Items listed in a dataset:
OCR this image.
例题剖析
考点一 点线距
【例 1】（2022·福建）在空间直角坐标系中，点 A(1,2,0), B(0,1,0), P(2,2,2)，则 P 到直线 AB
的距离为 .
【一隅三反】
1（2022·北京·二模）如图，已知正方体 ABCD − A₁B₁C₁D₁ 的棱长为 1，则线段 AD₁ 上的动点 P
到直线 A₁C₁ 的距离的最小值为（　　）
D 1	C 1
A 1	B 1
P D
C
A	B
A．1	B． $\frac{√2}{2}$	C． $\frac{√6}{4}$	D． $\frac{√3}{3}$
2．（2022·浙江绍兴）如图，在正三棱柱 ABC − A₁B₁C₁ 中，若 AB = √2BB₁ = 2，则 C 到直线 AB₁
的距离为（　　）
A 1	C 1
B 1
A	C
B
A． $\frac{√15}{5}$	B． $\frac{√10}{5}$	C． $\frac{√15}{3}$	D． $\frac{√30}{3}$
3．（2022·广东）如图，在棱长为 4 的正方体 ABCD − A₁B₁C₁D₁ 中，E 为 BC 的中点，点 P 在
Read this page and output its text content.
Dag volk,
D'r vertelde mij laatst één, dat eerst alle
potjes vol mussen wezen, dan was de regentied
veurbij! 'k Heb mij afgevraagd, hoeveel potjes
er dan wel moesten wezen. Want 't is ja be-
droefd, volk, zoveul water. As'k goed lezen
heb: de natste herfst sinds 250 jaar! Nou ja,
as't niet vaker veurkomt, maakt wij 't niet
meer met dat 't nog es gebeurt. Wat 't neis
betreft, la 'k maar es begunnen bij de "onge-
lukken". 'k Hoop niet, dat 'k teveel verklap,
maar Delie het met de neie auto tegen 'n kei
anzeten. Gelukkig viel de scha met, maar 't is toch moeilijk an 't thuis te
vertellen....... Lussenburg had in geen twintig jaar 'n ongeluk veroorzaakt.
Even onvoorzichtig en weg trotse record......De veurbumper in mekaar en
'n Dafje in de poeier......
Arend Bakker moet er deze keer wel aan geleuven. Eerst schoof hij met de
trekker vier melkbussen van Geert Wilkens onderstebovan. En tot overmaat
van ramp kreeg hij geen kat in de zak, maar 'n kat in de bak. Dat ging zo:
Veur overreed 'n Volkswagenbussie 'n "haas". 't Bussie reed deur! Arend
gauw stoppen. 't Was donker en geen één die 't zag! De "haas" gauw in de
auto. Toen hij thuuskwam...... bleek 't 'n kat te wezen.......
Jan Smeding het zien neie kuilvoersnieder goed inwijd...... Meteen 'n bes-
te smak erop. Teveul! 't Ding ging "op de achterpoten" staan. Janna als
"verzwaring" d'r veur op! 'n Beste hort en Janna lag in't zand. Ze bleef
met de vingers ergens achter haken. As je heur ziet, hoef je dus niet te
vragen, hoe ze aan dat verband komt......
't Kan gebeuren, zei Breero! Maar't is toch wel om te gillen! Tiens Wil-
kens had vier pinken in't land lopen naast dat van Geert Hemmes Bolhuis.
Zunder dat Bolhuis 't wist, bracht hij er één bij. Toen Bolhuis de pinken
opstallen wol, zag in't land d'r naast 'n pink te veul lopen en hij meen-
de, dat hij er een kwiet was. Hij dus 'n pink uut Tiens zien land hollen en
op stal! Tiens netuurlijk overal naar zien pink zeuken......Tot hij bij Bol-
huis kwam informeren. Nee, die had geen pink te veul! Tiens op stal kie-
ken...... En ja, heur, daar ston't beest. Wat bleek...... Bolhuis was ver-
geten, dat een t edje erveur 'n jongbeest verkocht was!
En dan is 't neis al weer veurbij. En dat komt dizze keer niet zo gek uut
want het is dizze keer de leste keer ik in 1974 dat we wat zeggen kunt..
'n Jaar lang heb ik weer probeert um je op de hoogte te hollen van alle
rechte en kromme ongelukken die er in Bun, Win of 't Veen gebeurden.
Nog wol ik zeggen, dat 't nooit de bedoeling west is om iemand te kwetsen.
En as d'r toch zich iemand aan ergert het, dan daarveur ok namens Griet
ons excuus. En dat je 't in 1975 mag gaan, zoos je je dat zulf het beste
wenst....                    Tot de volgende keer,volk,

■ **TASK DIRECTIONS**
Print the material once more, exactly.

■ **TASK RESPONSE**
OCR this image.
例题剖析
考点一 点线距
【例 1】（2022·福建）在空间直角坐标系中，点 A(1,2,0), B(0,1,0), P(2,2,2)，则 P 到直线 AB
的距离为 .
【一隅三反】
1（2022·北京·二模）如图，已知正方体 ABCD − A₁B₁C₁D₁ 的棱长为 1，则线段 AD₁ 上的动点 P
到直线 A₁C₁ 的距离的最小值为（　　）
D 1	C 1
A 1	B 1
P D
C
A	B
A．1	B． $\frac{√2}{2}$	C． $\frac{√6}{4}$	D． $\frac{√3}{3}$
2．（2022·浙江绍兴）如图，在正三棱柱 ABC − A₁B₁C₁ 中，若 AB = √2BB₁ = 2，则 C 到直线 AB₁
的距离为（　　）
A 1	C 1
B 1
A	C
B
A． $\frac{√15}{5}$	B． $\frac{√10}{5}$	C． $\frac{√15}{3}$	D． $\frac{√30}{3}$
3．（2022·广东）如图，在棱长为 4 的正方体 ABCD − A₁B₁C₁D₁ 中，E 为 BC 的中点，点 P 在
Read this page and output its text content.
Dag volk,
D'r vertelde mij laatst één, dat eerst alle
potjes vol mussen wezen, dan was de regentied
veurbij! 'k Heb mij afgevraagd, hoeveel potjes
er dan wel moesten wezen. Want 't is ja be-
droefd, volk, zoveul water. As'k goed lezen
heb: de natste herfst sinds 250 jaar! Nou ja,
as't niet vaker veurkomt, maakt wij 't niet
meer met dat 't nog es gebeurt. Wat 't neis
betreft, la 'k maar es begunnen bij de "onge-
lukken". 'k Hoop niet, dat 'k teveel verklap,
maar Delie het met de neie auto tegen 'n kei
anzeten. Gelukkig viel de scha met, maar 't is toch moeilijk an 't thuis te
vertellen....... Lussenburg had in geen twintig jaar 'n ongeluk veroorzaakt.
Even onvoorzichtig en weg trotse record......De veurbumper in mekaar en
'n Dafje in de poeier......
Arend Bakker moet er deze keer wel aan geleuven. Eerst schoof hij met de
trekker vier melkbussen van Geert Wilkens onderstebovan. En tot overmaat
van ramp kreeg hij geen kat in de zak, maar 'n kat in de bak. Dat ging zo:
Veur overreed 'n Volkswagenbussie 'n "haas". 't Bussie reed deur! Arend
gauw stoppen. 't Was donker en geen één die 't zag! De "haas" gauw in de
auto. Toen hij thuuskwam...... bleek 't 'n kat te wezen.......
Jan Smeding het zien neie kuilvoersnieder goed inwijd...... Meteen 'n bes-
te smak erop. Teveul! 't Ding ging "op de achterpoten" staan. Janna als
"verzwaring" d'r veur op! 'n Beste hort en Janna lag in't zand. Ze bleef
met de vingers ergens achter haken. As je heur ziet, hoef je dus niet te
vragen, hoe ze aan dat verband komt......
't Kan gebeuren, zei Breero! Maar't is toch wel om te gillen! Tiens Wil-
kens had vier pinken in't land lopen naast dat van Geert Hemmes Bolhuis.
Zunder dat Bolhuis 't wist, bracht hij er één bij. Toen Bolhuis de pinken
opstallen wol, zag in't land d'r naast 'n pink te veul lopen en hij meen-
de, dat hij er een kwiet was. Hij dus 'n pink uut Tiens zien land hollen en
op stal! Tiens netuurlijk overal naar zien pink zeuken......Tot hij bij Bol-
huis kwam informeren. Nee, die had geen pink te veul! Tiens op stal kie-
ken...... En ja, heur, daar ston't beest. Wat bleek...... Bolhuis was ver-
geten, dat een t edje erveur 'n jongbeest verkocht was!
En dan is 't neis al weer veurbij. En dat komt dizze keer niet zo gek uut
want het is dizze keer de leste keer ik in 1974 dat we wat zeggen kunt..
'n Jaar lang heb ik weer probeert um je op de hoogte te hollen van alle
rechte en kromme ongelukken die er in Bun, Win of 't Veen gebeurden.
Nog wol ik zeggen, dat 't nooit de bedoeling west is om iemand te kwetsen.
En as d'r toch zich iemand aan ergert het, dan daarveur ok namens Griet
ons excuus. En dat je 't in 1975 mag gaan, zoos je je dat zulf het beste
wenst....                    Tot de volgende keer,volk,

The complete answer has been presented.